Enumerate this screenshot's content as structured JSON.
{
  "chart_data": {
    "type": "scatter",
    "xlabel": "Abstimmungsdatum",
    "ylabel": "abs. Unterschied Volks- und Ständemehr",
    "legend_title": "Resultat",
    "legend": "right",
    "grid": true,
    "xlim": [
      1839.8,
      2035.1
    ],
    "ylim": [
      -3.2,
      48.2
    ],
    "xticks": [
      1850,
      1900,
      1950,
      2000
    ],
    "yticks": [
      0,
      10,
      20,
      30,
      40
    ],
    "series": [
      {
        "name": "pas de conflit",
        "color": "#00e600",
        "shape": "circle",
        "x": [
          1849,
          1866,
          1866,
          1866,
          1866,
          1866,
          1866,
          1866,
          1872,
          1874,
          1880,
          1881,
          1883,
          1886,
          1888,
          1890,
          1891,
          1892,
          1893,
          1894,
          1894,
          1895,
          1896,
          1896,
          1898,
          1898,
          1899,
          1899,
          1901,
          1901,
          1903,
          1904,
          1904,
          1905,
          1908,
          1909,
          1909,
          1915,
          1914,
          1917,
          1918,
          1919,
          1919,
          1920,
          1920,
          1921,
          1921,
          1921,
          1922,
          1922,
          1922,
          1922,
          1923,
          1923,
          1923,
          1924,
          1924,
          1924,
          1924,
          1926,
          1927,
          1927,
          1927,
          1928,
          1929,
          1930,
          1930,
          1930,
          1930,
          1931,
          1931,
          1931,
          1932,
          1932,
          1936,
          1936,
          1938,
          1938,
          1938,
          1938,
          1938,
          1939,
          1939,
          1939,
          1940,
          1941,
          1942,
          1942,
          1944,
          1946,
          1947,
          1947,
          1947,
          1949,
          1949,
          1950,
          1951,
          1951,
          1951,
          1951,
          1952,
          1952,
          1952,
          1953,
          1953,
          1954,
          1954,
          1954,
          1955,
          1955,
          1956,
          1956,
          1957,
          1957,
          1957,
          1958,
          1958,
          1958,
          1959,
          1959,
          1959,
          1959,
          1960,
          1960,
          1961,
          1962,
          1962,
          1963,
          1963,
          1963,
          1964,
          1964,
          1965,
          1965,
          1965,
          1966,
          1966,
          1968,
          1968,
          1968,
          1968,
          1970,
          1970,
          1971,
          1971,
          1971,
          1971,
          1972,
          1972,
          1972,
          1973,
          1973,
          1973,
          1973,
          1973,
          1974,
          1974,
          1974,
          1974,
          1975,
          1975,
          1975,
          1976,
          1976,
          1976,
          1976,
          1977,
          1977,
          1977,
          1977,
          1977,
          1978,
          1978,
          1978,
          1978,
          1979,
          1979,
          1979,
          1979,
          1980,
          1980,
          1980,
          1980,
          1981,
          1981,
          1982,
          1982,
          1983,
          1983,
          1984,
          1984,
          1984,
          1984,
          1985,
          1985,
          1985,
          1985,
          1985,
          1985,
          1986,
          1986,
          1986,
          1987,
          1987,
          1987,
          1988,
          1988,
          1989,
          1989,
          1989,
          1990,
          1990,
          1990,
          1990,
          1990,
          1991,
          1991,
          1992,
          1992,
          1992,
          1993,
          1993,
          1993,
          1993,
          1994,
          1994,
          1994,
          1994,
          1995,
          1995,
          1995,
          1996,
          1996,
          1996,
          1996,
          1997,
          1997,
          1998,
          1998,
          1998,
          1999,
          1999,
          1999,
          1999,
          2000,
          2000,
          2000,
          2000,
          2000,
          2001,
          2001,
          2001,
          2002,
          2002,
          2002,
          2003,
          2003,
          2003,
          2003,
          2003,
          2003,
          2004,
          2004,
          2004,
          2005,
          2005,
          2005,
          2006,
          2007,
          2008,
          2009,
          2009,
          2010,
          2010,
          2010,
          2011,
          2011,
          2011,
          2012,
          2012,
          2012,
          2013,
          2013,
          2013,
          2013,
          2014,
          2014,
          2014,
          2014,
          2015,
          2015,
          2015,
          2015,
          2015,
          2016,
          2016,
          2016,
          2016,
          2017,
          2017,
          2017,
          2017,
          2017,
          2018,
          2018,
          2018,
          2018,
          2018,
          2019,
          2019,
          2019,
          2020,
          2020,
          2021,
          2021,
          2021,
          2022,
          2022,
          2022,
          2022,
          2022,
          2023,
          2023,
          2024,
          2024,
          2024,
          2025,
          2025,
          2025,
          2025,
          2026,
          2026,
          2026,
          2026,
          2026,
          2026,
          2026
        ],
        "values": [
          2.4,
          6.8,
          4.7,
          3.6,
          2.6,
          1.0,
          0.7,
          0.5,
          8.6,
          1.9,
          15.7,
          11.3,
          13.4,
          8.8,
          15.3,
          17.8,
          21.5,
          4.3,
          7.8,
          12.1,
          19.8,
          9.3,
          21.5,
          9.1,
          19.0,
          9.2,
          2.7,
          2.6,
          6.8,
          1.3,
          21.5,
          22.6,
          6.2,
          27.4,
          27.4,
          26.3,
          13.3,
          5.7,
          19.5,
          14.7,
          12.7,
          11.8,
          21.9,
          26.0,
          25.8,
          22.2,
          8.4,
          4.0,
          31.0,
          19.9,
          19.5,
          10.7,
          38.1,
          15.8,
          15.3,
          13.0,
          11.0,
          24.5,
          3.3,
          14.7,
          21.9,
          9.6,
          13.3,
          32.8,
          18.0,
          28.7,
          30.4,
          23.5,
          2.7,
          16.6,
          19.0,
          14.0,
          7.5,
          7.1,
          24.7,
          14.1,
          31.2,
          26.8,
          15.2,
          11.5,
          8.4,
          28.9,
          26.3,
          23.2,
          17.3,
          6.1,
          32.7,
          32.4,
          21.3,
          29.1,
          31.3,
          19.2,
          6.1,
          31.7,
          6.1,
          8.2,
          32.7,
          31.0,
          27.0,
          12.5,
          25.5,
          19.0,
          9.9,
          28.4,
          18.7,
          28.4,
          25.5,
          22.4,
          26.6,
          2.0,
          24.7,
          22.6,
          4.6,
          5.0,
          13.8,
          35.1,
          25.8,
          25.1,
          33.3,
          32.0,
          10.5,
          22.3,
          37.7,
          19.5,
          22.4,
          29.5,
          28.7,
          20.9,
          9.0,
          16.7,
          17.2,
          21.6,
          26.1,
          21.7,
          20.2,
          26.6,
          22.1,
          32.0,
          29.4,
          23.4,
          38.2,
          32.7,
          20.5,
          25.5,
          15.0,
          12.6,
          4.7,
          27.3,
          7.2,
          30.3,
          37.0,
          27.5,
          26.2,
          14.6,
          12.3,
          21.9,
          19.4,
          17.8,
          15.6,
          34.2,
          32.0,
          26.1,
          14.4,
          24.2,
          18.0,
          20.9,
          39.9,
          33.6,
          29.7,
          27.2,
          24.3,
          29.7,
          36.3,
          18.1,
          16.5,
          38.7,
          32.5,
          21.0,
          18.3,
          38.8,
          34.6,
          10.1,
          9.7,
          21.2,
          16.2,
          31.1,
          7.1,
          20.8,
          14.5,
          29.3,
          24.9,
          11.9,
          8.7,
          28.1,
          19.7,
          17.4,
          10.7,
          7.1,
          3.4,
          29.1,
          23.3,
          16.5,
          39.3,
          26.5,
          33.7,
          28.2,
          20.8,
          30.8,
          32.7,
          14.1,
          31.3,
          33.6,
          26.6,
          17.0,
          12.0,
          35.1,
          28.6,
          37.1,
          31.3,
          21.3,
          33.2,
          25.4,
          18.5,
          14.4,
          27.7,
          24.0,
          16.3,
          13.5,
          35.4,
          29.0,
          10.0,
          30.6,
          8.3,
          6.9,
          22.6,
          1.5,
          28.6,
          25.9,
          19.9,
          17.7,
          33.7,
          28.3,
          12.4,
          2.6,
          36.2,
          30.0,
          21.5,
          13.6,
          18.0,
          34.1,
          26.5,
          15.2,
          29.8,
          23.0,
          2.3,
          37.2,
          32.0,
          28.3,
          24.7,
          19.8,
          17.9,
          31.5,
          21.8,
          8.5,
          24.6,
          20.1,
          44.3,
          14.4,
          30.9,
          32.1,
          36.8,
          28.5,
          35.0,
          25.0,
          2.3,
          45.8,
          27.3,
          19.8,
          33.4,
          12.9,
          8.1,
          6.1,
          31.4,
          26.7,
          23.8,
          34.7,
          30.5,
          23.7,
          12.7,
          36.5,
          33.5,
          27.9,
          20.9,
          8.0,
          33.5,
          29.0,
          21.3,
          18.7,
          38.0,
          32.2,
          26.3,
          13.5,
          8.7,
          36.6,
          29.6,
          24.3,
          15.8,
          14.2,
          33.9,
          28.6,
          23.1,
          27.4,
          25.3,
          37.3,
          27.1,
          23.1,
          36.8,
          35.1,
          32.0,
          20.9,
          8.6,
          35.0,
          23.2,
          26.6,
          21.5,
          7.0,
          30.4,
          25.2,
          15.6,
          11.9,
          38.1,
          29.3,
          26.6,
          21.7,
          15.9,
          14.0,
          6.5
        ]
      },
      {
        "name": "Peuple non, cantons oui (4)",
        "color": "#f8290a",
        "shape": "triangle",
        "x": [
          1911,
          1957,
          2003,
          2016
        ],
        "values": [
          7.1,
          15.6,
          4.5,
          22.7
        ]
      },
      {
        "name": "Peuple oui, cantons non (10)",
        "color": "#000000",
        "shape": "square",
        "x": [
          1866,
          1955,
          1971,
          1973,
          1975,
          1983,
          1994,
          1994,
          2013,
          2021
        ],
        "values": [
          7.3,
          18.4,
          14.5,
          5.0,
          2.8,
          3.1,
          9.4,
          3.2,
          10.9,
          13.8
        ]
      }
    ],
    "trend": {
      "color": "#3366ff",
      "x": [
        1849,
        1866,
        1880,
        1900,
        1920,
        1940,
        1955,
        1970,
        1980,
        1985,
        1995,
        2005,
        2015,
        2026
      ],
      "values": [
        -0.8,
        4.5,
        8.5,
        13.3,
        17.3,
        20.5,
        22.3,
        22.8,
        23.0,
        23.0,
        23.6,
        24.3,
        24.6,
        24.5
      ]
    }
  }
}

.....

Filter the entries down to the lines with the word "Peuple" in them.

        "name": "Peuple non, cantons oui (4)",
        "name": "Peuple oui, cantons non (10)",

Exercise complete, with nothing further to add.